**RECORD EXCERPTS**.
______

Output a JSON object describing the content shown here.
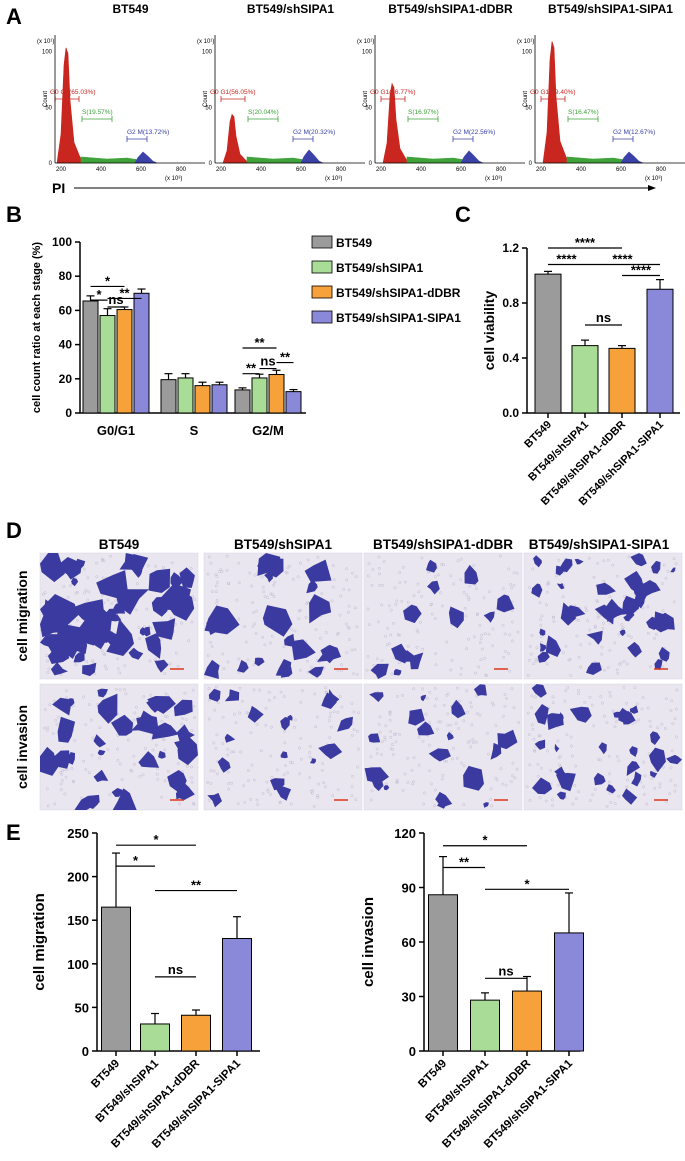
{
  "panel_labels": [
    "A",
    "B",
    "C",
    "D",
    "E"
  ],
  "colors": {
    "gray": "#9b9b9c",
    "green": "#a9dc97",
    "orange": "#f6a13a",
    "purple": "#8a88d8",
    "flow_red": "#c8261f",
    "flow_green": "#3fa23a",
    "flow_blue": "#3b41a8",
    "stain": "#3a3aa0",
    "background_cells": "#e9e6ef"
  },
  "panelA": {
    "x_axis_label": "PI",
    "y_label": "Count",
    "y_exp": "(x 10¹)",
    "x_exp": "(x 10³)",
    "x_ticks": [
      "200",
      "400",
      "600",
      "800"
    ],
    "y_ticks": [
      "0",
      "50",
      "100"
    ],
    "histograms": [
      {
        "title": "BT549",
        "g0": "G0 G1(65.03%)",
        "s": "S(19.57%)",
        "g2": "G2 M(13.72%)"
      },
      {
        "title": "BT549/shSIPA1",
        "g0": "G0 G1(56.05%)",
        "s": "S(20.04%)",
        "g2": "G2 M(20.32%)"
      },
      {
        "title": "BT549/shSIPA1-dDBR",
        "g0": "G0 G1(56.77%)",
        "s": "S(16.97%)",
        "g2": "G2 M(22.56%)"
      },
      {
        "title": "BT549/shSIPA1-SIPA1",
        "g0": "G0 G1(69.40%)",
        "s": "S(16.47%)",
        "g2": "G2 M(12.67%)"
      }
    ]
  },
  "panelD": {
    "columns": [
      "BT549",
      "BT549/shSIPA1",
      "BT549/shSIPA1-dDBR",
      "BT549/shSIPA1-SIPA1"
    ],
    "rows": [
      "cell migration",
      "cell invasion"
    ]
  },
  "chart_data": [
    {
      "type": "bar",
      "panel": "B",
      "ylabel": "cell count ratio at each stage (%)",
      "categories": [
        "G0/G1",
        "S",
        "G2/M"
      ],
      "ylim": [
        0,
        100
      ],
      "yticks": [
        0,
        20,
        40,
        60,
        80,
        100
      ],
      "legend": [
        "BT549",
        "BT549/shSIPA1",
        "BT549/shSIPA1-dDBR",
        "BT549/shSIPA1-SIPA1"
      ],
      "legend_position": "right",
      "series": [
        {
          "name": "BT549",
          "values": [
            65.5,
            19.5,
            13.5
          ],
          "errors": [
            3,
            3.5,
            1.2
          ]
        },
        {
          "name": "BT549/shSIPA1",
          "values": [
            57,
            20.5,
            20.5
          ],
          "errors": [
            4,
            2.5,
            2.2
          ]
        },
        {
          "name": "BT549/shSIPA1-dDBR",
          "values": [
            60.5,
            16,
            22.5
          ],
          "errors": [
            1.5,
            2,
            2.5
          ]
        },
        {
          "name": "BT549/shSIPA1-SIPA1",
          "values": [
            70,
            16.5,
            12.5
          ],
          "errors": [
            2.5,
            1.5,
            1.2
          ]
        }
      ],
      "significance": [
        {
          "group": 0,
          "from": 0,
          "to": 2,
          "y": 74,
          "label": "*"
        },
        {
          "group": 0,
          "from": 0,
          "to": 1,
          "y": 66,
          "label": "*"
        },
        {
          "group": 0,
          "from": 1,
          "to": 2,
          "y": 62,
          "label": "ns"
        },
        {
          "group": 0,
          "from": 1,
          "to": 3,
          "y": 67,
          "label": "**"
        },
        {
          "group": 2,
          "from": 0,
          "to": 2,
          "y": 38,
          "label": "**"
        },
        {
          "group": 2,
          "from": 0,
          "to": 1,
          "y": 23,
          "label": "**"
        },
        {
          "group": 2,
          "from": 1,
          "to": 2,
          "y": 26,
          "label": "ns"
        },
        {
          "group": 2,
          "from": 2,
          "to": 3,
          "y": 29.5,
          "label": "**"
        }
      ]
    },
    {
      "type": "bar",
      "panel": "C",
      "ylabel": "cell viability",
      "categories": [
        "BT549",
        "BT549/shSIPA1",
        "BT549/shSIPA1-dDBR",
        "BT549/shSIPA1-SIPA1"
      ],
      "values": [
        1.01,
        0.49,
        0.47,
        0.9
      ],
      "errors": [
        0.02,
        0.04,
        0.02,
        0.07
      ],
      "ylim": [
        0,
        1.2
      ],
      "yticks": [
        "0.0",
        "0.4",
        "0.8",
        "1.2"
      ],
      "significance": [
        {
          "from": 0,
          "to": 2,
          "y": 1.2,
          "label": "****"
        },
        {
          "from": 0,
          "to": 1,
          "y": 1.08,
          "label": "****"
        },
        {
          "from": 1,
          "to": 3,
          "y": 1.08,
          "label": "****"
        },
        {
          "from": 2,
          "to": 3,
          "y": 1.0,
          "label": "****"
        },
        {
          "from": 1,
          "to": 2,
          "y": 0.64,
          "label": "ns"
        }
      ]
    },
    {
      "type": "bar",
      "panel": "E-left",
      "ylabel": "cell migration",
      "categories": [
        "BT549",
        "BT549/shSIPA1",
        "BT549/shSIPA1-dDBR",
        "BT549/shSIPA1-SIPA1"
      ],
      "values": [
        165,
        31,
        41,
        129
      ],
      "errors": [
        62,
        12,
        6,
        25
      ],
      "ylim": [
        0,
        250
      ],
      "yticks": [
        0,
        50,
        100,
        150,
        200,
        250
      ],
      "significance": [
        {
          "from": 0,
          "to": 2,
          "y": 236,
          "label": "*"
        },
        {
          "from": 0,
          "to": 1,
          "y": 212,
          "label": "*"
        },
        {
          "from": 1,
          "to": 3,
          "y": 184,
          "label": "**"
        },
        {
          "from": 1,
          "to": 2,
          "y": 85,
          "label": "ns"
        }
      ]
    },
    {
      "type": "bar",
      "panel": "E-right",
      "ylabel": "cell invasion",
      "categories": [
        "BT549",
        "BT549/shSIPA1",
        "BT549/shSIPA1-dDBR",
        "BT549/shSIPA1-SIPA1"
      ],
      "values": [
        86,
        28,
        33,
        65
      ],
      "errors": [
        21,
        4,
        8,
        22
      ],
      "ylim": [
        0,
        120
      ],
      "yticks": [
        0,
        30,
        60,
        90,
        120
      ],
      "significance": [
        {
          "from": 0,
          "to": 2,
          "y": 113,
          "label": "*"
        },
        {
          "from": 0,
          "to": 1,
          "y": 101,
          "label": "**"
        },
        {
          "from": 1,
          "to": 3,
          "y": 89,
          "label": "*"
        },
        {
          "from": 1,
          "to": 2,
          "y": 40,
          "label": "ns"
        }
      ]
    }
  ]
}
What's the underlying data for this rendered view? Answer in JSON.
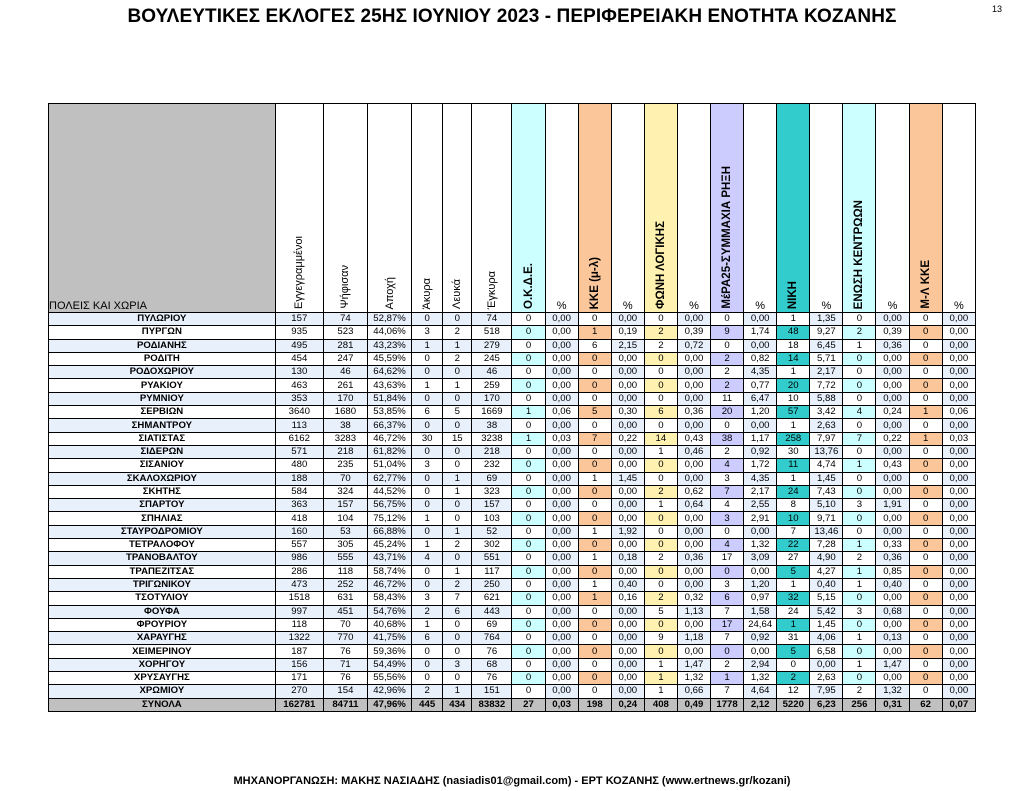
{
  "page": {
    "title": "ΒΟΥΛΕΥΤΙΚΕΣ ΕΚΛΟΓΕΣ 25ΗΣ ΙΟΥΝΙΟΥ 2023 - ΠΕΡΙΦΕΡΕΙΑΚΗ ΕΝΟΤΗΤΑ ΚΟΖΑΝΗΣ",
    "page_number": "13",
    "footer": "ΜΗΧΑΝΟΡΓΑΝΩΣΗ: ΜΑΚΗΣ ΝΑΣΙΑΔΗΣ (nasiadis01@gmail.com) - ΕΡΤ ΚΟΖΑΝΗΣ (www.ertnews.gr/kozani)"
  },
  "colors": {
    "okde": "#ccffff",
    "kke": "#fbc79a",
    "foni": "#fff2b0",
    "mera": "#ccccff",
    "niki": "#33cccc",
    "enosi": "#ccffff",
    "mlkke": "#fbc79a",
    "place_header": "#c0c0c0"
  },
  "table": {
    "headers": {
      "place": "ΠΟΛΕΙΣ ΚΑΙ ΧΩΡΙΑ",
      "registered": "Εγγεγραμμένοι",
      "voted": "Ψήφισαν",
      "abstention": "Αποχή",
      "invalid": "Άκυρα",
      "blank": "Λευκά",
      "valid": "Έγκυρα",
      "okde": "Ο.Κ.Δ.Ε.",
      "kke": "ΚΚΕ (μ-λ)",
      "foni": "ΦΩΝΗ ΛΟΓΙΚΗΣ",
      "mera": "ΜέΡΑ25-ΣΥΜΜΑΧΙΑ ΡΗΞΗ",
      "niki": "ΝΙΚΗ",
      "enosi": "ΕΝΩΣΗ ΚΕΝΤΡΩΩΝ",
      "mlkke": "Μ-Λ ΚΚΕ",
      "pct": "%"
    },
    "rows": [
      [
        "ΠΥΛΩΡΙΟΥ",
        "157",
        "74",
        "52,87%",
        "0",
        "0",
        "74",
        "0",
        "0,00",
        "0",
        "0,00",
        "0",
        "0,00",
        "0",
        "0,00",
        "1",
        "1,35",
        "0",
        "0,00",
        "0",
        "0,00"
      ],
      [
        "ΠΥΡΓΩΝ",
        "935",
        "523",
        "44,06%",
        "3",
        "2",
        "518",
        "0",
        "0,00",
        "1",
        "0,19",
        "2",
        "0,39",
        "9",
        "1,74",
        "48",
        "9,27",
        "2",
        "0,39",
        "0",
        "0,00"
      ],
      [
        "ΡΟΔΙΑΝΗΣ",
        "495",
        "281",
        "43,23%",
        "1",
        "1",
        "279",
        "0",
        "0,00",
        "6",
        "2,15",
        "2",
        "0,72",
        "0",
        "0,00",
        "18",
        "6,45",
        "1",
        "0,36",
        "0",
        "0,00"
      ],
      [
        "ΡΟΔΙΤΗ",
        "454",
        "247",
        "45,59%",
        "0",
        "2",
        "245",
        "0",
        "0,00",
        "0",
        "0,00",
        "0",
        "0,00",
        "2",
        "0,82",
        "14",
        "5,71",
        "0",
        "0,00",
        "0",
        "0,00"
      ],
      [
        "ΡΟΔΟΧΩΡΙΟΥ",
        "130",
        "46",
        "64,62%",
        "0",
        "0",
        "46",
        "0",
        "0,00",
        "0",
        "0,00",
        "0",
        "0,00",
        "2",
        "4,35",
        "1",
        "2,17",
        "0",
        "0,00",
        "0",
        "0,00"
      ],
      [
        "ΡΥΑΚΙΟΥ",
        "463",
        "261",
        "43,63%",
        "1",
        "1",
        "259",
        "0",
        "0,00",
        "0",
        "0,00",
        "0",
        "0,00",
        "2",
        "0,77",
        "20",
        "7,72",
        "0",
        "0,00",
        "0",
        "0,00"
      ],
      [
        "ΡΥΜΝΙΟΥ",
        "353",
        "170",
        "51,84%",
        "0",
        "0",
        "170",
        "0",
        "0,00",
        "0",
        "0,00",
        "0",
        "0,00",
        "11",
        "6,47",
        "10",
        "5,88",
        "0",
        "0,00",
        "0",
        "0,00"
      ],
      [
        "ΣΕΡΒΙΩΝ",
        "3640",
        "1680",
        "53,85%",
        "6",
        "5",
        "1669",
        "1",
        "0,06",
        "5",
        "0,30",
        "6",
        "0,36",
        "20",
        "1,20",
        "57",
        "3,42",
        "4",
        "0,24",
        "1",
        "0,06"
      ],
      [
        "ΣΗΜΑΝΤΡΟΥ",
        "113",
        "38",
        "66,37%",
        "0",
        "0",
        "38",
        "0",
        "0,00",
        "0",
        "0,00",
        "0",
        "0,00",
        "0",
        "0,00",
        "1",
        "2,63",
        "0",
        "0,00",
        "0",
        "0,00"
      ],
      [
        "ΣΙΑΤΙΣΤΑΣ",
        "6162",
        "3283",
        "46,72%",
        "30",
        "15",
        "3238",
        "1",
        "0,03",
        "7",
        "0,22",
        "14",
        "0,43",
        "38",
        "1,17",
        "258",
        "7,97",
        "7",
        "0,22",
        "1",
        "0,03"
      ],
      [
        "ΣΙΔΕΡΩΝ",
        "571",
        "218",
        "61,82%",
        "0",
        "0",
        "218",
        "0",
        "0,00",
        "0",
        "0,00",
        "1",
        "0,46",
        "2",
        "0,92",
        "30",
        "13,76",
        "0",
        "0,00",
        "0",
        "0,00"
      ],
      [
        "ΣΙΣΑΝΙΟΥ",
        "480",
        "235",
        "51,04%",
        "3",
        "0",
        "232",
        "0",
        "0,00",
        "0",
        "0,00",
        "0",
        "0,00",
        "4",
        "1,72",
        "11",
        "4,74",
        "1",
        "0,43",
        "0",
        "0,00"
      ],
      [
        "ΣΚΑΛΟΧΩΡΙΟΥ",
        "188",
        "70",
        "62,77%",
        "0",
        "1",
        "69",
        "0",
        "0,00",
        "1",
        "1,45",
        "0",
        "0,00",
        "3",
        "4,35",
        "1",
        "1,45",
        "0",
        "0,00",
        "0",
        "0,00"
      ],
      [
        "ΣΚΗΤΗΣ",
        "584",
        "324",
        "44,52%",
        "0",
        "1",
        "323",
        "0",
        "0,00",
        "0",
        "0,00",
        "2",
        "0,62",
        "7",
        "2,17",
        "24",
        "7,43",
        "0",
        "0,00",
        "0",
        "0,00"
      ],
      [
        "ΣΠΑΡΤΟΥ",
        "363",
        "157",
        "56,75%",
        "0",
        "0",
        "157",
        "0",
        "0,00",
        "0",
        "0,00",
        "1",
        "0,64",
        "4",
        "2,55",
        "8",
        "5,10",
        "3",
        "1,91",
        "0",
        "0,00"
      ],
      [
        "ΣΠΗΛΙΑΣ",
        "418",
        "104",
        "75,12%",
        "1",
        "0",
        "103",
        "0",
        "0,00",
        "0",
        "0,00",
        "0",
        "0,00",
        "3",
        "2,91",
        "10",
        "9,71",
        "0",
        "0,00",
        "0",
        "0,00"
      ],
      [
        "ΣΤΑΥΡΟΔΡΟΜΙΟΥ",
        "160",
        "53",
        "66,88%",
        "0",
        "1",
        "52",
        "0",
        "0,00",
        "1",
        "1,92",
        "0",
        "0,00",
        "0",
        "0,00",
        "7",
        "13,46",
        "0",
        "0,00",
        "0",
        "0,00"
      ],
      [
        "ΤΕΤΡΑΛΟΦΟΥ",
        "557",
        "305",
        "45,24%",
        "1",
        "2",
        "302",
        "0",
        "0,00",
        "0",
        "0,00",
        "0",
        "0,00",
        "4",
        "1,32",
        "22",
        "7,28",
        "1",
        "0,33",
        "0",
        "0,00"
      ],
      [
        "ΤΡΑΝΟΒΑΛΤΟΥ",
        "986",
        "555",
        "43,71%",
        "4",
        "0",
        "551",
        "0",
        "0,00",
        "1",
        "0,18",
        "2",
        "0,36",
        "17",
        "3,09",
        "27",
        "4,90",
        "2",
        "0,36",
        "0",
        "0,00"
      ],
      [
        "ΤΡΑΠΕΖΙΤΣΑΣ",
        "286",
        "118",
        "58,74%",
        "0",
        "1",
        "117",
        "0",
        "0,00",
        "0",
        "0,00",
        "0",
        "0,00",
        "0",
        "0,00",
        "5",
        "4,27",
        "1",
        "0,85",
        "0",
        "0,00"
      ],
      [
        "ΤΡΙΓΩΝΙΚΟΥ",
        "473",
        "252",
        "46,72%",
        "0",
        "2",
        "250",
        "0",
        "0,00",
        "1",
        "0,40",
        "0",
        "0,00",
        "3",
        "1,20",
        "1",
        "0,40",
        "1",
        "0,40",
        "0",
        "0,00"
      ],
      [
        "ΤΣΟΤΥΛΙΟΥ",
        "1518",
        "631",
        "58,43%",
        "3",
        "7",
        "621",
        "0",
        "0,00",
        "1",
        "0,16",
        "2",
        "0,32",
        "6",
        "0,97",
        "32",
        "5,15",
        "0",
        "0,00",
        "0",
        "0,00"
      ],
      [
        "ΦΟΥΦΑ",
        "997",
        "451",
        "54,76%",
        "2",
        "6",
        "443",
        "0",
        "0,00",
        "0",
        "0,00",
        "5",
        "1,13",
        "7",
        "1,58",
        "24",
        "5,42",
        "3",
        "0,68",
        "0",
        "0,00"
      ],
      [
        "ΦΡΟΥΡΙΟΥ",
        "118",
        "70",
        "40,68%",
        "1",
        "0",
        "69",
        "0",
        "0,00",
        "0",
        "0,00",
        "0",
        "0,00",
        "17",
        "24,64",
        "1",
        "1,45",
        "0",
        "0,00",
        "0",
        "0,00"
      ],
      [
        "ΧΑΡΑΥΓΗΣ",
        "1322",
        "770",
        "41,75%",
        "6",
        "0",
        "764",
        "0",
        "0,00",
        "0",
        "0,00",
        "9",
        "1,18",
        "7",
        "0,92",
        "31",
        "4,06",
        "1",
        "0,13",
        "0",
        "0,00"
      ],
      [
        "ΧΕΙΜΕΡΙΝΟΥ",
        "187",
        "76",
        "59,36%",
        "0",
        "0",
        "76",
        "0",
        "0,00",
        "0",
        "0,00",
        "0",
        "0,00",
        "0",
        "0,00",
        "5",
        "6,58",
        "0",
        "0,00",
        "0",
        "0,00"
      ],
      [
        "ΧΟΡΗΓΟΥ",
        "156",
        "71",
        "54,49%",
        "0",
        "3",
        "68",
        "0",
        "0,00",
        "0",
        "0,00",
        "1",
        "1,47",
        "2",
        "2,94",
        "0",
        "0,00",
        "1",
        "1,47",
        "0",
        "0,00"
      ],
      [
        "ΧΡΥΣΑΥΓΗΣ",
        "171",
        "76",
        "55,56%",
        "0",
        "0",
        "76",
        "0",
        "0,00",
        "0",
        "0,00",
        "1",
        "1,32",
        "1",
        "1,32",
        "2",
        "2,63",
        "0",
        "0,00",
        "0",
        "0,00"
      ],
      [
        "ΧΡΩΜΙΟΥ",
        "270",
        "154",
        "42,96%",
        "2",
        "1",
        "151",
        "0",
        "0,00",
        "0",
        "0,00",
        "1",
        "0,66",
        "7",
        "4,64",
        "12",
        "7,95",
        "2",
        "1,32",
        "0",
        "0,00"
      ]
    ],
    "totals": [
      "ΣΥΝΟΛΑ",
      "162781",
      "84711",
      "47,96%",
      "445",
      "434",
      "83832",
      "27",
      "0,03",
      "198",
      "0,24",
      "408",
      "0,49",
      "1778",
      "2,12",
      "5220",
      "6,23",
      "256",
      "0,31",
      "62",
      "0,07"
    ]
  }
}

______

**PROBLEM TO WORK ON**.
Across the records, how many lines contain "mera"? Only the number should be given.

**TASK ANSWER**.
2